**Problem description**:
Output all of the entries exactly as written.

====== Dataset entries ======

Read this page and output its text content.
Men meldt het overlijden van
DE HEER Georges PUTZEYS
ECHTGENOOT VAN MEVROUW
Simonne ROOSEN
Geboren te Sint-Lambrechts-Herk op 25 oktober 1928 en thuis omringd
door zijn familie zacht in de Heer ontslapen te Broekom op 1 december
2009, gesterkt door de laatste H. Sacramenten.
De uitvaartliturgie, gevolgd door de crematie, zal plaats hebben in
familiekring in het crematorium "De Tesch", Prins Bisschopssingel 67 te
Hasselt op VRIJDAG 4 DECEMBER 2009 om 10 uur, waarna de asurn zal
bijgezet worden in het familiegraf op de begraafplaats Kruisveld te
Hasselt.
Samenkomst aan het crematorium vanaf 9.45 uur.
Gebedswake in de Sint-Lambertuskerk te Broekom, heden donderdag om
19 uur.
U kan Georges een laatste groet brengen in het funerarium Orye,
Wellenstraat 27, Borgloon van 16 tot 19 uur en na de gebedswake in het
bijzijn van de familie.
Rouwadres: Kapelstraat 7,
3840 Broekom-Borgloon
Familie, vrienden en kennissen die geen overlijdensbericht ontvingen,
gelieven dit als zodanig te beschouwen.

======

**Exercise answer**:
Read this page and output its text content.
Men meldt het overlijden van
DE HEER Georges PUTZEYS
ECHTGENOOT VAN MEVROUW
Simonne ROOSEN
Geboren te Sint-Lambrechts-Herk op 25 oktober 1928 en thuis omringd
door zijn familie zacht in de Heer ontslapen te Broekom op 1 december
2009, gesterkt door de laatste H. Sacramenten.
De uitvaartliturgie, gevolgd door de crematie, zal plaats hebben in
familiekring in het crematorium "De Tesch", Prins Bisschopssingel 67 te
Hasselt op VRIJDAG 4 DECEMBER 2009 om 10 uur, waarna de asurn zal
bijgezet worden in het familiegraf op de begraafplaats Kruisveld te
Hasselt.
Samenkomst aan het crematorium vanaf 9.45 uur.
Gebedswake in de Sint-Lambertuskerk te Broekom, heden donderdag om
19 uur.
U kan Georges een laatste groet brengen in het funerarium Orye,
Wellenstraat 27, Borgloon van 16 tot 19 uur en na de gebedswake in het
bijzijn van de familie.
Rouwadres: Kapelstraat 7,
3840 Broekom-Borgloon
Familie, vrienden en kennissen die geen overlijdensbericht ontvingen,
gelieven dit als zodanig te beschouwen.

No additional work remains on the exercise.